- **Material shown**:
§

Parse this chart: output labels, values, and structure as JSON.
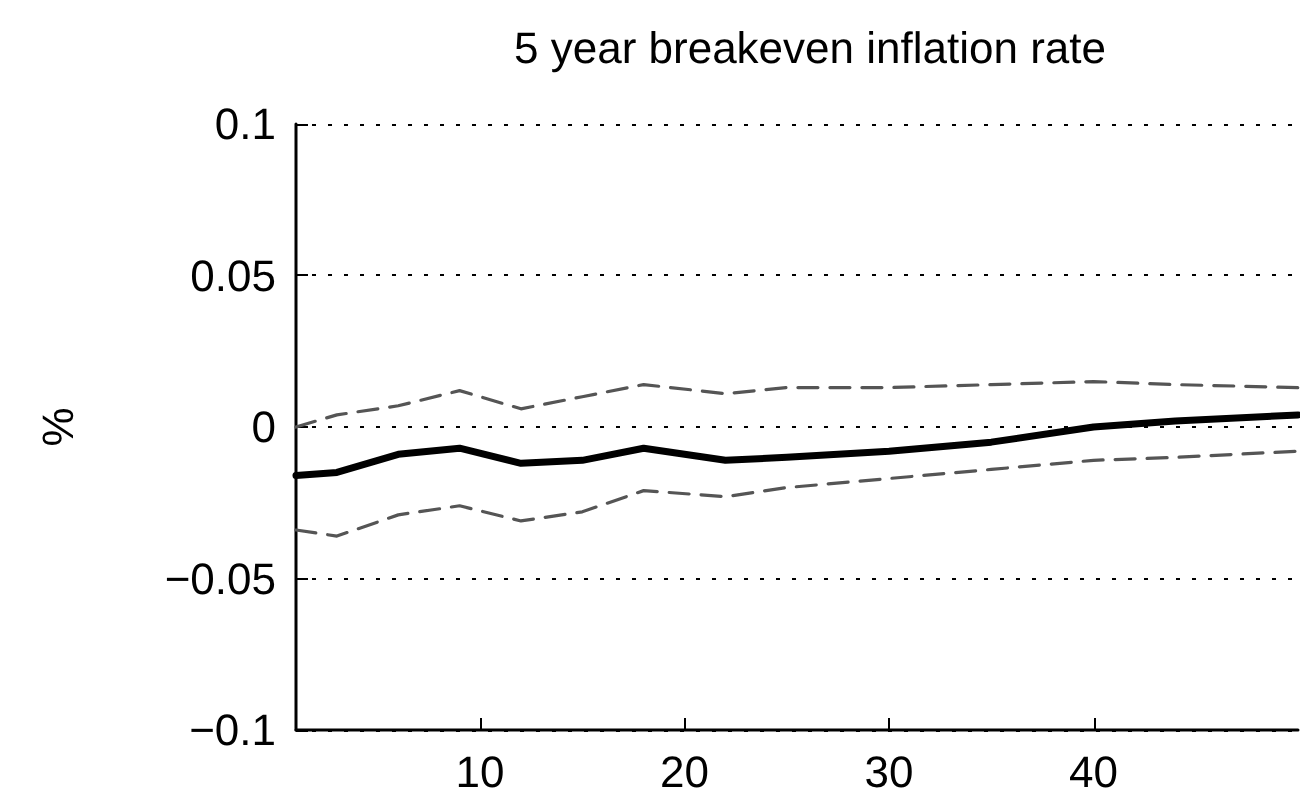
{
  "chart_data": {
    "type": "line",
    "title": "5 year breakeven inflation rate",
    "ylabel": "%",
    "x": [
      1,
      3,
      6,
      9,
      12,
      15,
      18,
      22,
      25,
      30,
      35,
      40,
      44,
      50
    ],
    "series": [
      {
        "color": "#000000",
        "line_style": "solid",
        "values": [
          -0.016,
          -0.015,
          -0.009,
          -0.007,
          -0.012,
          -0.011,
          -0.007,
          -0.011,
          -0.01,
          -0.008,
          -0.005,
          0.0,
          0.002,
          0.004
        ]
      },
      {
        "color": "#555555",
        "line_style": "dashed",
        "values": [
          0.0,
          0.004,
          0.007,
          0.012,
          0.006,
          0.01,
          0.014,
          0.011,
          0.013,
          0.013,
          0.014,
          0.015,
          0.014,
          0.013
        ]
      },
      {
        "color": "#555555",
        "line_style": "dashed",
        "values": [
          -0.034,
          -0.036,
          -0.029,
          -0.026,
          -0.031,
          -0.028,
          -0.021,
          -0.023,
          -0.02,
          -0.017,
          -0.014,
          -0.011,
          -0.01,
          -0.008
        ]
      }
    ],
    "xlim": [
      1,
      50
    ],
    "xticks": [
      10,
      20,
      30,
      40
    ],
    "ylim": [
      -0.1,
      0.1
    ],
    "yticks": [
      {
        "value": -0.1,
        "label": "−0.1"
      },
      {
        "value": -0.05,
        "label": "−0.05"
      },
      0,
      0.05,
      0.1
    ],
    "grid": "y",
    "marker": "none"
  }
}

§

- **What needs to be done**:
Make an exact copy of the listing above. Do not include the pictures.

- **Solution for this problem**:
Parse this chart: output labels, values, and structure as JSON.
{
  "chart_data": {
    "type": "line",
    "title": "5 year breakeven inflation rate",
    "ylabel": "%",
    "x": [
      1,
      3,
      6,
      9,
      12,
      15,
      18,
      22,
      25,
      30,
      35,
      40,
      44,
      50
    ],
    "series": [
      {
        "color": "#000000",
        "line_style": "solid",
        "values": [
          -0.016,
          -0.015,
          -0.009,
          -0.007,
          -0.012,
          -0.011,
          -0.007,
          -0.011,
          -0.01,
          -0.008,
          -0.005,
          0.0,
          0.002,
          0.004
        ]
      },
      {
        "color": "#555555",
        "line_style": "dashed",
        "values": [
          0.0,
          0.004,
          0.007,
          0.012,
          0.006,
          0.01,
          0.014,
          0.011,
          0.013,
          0.013,
          0.014,
          0.015,
          0.014,
          0.013
        ]
      },
      {
        "color": "#555555",
        "line_style": "dashed",
        "values": [
          -0.034,
          -0.036,
          -0.029,
          -0.026,
          -0.031,
          -0.028,
          -0.021,
          -0.023,
          -0.02,
          -0.017,
          -0.014,
          -0.011,
          -0.01,
          -0.008
        ]
      }
    ],
    "xlim": [
      1,
      50
    ],
    "xticks": [
      10,
      20,
      30,
      40
    ],
    "ylim": [
      -0.1,
      0.1
    ],
    "yticks": [
      {
        "value": -0.1,
        "label": "−0.1"
      },
      {
        "value": -0.05,
        "label": "−0.05"
      },
      0,
      0.05,
      0.1
    ],
    "grid": "y",
    "marker": "none"
  }
}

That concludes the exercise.